● WHAT IS NEEDED: Identify the lines that contain the string "Древнем", then copy each of them.

● INFORMATION SUPPLIED:
==========

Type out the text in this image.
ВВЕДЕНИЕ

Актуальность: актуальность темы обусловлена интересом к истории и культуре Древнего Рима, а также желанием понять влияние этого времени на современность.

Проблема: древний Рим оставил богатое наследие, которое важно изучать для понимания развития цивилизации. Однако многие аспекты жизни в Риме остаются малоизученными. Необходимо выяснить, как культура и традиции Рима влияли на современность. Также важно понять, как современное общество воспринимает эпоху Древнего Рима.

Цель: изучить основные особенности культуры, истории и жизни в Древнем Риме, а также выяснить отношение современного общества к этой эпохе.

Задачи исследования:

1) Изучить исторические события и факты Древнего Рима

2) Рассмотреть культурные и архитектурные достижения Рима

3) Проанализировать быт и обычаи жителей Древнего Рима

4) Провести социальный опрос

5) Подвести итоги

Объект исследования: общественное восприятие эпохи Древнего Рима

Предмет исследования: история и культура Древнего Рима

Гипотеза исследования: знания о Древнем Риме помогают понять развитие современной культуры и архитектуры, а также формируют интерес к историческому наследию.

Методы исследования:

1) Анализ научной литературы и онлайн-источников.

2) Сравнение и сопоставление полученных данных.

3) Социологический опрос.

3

==========

● TASK SOLUTION:
Цель: изучить основные особенности культуры, истории и жизни в Древнем Риме, а также выяснить отношение современного общества к этой эпохе.
Гипотеза исследования: знания о Древнем Риме помогают понять развитие современной культуры и архитектуры, а также формируют интерес к историческому наследию.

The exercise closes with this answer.